Written task |
Below are some records. Say in a single number how many of their lines include the word "yellow".

Extracted records |
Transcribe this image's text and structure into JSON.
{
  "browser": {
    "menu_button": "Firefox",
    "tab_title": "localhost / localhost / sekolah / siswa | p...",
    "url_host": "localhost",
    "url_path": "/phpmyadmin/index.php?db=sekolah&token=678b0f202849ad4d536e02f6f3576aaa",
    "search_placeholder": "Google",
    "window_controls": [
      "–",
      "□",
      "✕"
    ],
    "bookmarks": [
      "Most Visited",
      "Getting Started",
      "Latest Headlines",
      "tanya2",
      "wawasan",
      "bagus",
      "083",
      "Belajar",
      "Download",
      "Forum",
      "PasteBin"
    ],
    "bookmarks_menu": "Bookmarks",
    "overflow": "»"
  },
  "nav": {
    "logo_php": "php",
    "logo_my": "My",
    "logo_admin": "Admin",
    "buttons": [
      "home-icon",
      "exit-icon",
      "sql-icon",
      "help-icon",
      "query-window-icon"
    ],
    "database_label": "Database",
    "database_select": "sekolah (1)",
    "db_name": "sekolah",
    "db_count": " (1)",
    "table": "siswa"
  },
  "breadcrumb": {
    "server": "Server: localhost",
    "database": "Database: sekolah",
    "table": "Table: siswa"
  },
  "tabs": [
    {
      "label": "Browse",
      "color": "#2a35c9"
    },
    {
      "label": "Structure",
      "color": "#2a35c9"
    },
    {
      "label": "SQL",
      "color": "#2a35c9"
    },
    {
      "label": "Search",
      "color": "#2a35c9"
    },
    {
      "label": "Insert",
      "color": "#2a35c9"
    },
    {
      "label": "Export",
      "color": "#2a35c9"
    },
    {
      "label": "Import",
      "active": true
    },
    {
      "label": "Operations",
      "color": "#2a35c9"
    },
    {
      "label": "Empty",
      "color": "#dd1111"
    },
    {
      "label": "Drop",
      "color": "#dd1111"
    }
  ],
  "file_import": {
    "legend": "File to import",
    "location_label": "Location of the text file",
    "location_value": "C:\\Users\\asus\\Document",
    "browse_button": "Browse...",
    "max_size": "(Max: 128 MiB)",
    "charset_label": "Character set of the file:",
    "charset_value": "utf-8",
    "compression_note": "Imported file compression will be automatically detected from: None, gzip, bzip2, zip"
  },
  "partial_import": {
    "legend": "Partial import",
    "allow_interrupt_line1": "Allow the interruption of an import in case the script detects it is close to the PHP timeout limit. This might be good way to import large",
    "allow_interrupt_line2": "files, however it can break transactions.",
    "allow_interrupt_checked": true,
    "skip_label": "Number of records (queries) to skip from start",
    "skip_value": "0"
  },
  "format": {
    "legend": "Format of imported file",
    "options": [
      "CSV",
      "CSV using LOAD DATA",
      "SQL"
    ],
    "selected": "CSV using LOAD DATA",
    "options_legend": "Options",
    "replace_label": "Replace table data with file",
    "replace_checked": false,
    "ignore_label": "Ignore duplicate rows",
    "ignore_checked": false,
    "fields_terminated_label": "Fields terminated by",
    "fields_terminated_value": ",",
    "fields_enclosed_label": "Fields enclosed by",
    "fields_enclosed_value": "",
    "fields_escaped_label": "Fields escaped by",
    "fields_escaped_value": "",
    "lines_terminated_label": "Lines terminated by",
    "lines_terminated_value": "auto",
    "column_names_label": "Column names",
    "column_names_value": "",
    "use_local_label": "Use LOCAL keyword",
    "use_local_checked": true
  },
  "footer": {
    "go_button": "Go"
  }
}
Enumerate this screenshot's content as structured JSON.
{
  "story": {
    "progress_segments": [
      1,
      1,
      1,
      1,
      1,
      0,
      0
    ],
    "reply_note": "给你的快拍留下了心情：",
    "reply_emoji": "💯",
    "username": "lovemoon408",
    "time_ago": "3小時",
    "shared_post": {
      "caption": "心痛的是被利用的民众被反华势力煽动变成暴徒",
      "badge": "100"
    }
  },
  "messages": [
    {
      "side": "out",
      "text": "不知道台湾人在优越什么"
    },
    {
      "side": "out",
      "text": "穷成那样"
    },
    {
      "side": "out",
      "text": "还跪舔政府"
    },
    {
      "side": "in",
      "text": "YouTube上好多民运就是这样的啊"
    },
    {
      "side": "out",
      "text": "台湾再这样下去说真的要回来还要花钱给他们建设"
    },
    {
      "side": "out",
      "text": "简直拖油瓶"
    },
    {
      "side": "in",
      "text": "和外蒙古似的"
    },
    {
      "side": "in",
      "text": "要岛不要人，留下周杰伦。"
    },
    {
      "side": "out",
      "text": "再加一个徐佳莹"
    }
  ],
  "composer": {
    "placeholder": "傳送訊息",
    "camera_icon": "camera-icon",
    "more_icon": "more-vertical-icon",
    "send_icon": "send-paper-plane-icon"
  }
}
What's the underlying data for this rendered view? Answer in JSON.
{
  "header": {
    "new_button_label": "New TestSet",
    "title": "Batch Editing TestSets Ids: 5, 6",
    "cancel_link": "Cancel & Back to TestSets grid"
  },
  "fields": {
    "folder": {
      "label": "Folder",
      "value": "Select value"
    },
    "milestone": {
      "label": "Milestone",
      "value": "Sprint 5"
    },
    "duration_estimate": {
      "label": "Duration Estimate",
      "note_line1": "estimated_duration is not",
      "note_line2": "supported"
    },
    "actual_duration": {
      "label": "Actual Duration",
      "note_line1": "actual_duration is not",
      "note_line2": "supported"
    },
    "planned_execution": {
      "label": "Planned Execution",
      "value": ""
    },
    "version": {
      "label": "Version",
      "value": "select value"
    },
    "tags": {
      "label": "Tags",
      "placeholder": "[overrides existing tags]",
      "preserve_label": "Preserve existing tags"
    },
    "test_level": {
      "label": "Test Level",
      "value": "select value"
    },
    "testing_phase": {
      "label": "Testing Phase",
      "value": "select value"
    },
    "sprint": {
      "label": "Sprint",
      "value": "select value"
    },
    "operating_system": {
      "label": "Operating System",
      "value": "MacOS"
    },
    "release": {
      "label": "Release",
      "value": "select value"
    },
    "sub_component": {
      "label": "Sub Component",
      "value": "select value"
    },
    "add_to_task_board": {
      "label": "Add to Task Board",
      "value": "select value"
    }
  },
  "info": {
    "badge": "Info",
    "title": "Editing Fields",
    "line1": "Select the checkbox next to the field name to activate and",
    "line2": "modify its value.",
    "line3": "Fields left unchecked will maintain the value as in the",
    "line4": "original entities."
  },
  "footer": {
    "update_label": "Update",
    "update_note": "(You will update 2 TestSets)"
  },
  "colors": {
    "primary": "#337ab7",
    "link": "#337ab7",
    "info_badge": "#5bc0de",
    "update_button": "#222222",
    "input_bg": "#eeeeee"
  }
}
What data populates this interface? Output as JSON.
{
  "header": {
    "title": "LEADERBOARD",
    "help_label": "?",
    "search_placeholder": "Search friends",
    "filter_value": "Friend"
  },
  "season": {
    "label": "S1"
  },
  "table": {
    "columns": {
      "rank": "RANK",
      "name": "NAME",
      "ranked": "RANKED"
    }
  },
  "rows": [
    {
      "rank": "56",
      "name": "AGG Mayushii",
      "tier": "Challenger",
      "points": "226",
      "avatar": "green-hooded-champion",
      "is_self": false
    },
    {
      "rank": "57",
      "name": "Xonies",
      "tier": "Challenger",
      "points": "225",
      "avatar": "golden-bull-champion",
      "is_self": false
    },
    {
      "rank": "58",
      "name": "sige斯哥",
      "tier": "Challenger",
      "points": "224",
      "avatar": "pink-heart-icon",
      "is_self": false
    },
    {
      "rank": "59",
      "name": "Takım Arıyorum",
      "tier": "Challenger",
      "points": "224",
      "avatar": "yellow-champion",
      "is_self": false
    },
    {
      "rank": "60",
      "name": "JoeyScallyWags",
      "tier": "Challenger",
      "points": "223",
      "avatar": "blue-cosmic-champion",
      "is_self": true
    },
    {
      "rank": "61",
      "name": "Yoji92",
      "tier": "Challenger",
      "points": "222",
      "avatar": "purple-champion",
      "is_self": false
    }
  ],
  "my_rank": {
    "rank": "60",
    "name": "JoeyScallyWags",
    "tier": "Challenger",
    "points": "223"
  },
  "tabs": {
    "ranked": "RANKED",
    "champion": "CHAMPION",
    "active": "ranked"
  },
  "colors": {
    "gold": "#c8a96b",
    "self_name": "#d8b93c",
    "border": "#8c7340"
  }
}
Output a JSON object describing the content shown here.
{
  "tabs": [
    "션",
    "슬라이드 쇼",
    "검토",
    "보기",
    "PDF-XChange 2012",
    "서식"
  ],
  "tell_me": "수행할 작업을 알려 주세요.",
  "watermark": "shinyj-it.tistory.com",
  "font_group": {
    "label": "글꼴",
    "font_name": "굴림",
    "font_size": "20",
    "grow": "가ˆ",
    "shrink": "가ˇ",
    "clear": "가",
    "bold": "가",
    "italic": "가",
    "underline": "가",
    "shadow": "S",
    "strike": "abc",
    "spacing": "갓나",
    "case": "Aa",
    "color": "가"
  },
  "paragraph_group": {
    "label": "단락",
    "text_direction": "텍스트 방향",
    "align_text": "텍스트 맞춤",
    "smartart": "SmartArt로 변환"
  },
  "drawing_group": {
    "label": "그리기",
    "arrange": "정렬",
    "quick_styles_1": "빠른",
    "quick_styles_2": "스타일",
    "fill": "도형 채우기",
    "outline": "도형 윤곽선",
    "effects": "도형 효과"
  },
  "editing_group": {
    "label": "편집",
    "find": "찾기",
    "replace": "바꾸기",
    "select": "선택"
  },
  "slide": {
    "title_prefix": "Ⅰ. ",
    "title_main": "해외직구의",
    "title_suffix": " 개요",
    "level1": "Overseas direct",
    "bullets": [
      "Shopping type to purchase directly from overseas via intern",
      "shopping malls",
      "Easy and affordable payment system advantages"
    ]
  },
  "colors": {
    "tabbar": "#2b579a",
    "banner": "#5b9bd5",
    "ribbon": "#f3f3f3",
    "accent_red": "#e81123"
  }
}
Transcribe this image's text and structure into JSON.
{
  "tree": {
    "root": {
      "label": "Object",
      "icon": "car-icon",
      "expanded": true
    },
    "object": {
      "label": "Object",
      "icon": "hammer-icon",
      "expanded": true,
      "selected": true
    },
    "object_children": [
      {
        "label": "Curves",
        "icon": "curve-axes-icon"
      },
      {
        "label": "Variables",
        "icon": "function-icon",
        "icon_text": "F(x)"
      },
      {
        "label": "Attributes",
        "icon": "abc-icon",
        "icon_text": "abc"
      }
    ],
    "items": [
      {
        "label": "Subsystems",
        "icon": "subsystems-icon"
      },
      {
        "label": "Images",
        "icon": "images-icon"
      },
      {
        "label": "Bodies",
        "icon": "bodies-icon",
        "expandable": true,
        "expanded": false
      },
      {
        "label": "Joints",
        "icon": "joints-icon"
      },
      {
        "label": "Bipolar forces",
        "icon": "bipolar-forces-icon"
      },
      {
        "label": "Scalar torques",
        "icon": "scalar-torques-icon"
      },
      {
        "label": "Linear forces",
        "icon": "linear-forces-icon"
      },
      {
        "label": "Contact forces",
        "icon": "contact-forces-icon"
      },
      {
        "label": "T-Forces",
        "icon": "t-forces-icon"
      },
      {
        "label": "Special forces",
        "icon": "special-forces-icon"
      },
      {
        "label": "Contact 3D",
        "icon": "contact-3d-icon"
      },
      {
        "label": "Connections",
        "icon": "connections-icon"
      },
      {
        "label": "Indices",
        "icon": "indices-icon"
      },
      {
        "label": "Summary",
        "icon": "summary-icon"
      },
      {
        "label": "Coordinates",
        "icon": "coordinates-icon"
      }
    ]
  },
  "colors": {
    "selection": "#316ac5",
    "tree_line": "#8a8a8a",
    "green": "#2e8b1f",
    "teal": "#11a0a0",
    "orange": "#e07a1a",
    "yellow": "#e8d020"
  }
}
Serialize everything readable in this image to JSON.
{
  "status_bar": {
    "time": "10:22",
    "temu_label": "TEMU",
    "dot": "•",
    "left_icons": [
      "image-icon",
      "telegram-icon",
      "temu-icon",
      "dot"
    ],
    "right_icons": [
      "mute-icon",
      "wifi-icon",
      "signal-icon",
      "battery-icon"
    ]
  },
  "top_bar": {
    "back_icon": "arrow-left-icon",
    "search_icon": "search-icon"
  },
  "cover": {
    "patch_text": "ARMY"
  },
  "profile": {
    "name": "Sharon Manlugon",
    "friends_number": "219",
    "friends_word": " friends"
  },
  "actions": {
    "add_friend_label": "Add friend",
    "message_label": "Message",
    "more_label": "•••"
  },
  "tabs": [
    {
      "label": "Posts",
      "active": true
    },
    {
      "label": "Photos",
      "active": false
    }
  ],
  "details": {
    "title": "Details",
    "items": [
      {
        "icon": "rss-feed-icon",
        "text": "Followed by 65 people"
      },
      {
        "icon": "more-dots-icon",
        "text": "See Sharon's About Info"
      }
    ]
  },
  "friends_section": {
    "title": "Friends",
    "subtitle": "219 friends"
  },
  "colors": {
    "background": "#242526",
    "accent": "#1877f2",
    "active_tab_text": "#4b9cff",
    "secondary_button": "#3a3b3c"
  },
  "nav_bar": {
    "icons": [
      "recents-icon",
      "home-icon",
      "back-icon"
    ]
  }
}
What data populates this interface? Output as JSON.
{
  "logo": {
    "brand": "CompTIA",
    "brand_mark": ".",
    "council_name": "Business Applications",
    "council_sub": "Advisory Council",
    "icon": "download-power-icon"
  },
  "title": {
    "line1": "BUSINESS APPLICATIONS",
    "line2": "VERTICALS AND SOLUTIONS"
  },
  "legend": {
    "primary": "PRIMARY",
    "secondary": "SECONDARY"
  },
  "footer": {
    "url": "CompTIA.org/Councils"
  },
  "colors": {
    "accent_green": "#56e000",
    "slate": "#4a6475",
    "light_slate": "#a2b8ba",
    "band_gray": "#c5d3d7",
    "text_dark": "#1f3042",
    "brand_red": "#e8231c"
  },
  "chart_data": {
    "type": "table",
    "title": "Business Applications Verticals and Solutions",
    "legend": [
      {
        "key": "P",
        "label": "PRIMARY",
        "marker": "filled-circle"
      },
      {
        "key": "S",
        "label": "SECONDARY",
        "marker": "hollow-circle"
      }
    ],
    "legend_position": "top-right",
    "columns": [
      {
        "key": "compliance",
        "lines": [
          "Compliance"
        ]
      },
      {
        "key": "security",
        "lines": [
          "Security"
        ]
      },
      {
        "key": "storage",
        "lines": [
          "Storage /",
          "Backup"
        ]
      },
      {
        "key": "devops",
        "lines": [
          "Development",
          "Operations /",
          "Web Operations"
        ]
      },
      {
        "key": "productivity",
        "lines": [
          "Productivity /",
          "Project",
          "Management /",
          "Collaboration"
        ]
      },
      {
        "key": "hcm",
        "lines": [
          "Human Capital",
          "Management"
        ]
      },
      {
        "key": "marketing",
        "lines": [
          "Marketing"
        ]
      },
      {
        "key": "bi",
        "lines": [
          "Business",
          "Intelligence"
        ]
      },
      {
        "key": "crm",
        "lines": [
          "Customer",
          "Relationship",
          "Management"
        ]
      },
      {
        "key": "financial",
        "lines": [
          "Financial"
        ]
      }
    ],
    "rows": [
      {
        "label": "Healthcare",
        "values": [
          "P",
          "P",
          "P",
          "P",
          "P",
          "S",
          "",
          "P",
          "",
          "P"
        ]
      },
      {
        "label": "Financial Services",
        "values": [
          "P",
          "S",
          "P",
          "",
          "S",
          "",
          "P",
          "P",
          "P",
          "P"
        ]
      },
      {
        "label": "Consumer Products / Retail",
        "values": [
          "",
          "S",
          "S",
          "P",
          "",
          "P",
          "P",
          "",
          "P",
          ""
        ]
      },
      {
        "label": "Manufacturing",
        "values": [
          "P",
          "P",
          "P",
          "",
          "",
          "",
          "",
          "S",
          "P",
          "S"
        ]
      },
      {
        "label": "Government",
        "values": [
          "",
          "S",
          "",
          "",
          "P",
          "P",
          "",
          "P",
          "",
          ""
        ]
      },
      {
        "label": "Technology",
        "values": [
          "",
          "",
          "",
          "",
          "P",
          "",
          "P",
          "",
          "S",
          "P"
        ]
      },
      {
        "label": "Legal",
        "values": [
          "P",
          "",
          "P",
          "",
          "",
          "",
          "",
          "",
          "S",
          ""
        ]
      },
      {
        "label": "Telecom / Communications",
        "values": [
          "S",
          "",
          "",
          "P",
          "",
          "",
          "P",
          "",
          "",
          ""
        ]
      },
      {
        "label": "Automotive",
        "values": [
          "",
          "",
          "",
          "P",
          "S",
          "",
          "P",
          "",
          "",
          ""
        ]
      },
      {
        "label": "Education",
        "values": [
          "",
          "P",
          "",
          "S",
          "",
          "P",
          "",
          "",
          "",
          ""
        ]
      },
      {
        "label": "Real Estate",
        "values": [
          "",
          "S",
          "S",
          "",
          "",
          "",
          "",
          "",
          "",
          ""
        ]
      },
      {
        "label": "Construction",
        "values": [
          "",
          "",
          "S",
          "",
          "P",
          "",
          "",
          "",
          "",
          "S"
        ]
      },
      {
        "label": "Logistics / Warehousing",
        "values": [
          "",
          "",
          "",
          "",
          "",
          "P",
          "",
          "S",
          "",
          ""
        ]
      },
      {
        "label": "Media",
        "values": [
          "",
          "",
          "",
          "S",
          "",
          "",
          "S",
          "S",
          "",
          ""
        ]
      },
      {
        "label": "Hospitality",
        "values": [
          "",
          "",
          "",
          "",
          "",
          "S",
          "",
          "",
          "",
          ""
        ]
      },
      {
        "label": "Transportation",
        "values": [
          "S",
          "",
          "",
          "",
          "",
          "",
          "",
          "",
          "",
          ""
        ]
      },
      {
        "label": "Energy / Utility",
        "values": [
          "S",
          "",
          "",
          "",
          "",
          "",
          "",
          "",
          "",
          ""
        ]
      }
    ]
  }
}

Worked answer |
2